▸ **What is asked**: Gather, from the data below, each line in which the word "استان" occurs.

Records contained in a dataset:

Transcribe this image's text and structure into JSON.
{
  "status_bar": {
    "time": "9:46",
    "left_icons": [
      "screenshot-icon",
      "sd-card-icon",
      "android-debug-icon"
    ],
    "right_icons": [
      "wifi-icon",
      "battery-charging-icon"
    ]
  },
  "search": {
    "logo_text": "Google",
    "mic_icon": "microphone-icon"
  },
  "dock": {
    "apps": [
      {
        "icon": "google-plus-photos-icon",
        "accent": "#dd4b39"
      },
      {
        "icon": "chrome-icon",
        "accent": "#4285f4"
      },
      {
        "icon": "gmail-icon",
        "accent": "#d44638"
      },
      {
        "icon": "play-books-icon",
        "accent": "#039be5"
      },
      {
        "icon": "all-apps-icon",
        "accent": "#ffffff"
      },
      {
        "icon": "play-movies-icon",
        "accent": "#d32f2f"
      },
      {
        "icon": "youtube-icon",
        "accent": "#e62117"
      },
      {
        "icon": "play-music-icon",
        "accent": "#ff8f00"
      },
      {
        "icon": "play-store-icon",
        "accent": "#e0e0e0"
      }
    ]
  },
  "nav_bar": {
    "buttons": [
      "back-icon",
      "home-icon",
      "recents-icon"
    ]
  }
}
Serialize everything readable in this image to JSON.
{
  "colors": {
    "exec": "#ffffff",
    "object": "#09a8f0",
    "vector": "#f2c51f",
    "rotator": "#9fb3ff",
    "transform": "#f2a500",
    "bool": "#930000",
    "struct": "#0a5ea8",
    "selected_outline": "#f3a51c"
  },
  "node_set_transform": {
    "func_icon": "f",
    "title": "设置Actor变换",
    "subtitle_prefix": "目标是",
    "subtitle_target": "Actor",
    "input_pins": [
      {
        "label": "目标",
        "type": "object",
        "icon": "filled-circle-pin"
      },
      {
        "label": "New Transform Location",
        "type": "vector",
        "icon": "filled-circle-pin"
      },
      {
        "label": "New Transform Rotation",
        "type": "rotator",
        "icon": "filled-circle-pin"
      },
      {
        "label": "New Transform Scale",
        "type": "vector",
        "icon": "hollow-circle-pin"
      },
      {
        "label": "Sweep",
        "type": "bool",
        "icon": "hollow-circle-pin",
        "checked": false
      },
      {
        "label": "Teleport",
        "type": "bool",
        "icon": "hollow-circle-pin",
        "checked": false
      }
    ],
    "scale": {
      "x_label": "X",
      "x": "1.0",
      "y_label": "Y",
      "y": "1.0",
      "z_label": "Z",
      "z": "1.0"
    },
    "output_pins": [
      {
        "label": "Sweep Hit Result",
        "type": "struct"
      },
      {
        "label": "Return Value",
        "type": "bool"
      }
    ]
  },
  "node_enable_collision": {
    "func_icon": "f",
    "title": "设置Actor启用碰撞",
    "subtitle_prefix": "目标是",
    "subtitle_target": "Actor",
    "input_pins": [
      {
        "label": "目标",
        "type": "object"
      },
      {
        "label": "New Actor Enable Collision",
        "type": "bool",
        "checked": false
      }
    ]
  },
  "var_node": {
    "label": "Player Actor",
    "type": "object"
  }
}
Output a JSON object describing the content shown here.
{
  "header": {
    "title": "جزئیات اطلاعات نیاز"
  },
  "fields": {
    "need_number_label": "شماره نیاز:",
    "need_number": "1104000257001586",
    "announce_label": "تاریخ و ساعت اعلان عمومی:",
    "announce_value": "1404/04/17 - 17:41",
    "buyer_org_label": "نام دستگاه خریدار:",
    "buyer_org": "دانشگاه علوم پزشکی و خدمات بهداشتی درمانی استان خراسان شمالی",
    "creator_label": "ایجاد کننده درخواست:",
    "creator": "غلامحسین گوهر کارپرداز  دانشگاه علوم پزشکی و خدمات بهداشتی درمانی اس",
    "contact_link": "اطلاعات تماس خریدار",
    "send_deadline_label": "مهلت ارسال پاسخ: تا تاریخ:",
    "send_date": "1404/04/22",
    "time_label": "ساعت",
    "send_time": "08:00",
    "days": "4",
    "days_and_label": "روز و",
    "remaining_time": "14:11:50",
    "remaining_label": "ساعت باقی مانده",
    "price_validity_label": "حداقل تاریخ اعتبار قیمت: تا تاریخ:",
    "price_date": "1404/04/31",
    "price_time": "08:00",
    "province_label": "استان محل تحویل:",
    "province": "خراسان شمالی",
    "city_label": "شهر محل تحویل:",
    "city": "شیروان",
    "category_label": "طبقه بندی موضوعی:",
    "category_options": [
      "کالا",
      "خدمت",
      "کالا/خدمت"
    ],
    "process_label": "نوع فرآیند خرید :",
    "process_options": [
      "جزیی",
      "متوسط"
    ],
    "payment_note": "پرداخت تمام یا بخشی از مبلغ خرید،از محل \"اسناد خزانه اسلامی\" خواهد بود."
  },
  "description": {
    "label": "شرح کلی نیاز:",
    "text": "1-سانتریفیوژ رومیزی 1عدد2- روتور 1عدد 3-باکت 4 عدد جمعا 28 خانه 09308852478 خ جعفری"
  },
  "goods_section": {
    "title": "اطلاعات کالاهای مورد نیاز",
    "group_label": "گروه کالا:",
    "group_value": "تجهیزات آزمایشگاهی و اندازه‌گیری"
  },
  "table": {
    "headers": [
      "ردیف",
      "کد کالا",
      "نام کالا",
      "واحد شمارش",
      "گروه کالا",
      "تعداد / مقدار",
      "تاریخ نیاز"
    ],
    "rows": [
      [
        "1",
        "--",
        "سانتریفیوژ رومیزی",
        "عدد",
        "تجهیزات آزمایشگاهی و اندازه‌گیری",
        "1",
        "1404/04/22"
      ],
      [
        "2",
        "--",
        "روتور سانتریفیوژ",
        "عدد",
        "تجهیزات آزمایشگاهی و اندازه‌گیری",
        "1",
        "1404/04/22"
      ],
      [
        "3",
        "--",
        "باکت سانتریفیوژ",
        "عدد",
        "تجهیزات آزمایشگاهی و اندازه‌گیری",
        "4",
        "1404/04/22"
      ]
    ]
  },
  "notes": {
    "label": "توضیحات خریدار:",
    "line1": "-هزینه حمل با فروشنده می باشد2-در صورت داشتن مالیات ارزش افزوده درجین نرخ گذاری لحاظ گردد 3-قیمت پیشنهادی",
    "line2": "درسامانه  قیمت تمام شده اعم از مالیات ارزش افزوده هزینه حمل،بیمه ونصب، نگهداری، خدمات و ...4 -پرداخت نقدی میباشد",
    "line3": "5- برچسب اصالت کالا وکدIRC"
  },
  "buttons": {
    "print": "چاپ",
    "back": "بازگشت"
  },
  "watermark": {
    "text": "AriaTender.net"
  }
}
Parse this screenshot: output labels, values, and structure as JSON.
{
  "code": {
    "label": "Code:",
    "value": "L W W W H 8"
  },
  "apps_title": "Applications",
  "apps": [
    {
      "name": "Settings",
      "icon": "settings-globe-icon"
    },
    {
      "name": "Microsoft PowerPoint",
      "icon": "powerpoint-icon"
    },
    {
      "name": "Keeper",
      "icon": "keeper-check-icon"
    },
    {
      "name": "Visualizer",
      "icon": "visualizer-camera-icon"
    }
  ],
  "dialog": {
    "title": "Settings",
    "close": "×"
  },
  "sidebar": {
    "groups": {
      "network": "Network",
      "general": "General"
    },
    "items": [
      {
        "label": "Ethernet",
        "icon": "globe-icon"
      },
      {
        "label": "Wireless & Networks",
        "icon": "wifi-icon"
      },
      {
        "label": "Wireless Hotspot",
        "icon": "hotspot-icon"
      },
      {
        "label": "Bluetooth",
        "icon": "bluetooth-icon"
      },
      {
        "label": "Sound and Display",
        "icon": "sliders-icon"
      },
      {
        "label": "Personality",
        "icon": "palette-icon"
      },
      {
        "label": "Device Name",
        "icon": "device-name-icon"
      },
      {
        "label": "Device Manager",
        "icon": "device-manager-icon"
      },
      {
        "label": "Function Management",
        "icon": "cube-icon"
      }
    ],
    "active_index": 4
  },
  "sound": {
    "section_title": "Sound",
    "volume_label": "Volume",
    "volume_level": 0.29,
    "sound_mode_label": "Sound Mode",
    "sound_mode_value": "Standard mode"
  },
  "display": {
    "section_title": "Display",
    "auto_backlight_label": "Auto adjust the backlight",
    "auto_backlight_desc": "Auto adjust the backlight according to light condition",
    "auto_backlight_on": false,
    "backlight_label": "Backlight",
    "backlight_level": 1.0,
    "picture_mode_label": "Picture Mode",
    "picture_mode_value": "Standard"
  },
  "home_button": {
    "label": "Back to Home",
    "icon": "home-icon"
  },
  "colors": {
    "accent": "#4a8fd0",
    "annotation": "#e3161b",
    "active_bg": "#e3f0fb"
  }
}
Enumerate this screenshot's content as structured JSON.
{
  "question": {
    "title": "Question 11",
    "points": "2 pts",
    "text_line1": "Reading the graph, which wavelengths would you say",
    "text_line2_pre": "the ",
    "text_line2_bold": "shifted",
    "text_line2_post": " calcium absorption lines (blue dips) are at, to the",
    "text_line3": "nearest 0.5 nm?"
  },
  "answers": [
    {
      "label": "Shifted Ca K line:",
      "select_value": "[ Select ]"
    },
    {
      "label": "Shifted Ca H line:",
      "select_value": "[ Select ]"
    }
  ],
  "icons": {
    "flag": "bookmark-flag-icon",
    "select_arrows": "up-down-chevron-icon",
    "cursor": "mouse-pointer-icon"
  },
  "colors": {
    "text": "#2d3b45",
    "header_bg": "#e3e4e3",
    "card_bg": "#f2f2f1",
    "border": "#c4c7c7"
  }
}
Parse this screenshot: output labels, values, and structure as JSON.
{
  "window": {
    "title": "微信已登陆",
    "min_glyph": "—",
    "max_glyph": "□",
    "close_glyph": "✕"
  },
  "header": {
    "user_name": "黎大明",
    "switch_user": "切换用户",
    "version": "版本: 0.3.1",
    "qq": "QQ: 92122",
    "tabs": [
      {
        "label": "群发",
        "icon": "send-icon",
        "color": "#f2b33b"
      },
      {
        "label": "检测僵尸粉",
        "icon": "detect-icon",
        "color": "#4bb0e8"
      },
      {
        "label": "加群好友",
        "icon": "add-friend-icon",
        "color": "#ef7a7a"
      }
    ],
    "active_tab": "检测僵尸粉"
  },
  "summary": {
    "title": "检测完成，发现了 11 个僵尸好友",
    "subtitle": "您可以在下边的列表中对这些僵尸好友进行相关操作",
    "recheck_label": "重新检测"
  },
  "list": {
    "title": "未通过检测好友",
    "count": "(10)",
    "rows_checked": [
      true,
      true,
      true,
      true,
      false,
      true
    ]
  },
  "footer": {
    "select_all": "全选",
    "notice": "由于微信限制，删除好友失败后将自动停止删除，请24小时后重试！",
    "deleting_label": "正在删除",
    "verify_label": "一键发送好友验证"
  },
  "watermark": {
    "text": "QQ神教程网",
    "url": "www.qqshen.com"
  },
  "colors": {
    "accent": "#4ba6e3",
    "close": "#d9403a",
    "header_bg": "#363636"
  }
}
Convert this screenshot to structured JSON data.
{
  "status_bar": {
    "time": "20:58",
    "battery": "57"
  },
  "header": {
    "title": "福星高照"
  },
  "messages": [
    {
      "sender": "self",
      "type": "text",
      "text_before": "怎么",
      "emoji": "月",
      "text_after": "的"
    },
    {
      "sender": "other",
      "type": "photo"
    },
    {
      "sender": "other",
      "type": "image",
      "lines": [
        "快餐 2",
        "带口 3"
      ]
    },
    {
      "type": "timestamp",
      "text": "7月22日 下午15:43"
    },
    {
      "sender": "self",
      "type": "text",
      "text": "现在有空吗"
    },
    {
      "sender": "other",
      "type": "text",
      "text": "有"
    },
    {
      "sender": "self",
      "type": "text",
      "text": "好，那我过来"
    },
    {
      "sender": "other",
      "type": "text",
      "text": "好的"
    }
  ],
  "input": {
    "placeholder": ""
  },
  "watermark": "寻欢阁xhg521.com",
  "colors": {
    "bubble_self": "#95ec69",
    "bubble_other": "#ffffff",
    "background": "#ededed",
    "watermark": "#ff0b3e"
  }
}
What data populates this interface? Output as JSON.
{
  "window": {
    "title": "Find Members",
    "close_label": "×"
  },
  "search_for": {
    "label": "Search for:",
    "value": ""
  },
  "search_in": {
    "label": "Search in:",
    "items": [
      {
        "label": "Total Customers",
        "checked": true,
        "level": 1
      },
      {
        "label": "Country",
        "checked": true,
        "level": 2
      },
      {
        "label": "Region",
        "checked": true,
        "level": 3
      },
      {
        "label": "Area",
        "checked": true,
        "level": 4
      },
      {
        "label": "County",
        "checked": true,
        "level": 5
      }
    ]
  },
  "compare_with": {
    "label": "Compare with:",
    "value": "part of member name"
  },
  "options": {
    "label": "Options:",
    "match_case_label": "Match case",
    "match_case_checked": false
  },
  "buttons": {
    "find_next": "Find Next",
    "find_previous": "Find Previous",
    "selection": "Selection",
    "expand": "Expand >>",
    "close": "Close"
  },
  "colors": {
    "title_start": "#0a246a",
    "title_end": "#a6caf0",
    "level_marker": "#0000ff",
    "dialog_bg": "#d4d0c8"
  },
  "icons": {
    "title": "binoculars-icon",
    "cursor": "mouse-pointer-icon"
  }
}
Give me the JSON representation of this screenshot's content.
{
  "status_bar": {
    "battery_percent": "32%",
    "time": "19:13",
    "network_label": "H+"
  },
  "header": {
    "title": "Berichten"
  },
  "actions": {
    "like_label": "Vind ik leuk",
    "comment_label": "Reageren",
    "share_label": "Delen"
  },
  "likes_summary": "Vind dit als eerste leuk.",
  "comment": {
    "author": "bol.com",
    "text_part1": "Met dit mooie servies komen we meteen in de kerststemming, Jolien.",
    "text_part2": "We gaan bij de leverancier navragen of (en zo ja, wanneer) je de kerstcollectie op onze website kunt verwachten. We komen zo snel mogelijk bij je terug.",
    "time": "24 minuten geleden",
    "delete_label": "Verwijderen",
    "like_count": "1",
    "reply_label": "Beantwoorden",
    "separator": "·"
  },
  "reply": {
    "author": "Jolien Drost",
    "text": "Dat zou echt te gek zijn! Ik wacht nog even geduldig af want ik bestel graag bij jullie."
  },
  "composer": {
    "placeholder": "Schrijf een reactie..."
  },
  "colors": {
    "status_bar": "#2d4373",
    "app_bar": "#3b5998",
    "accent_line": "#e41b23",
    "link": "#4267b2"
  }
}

▸ **Full output**:
    "buyer_org": "دانشگاه علوم پزشکی و خدمات بهداشتی درمانی استان خراسان شمالی",
    "province_label": "استان محل تحویل:",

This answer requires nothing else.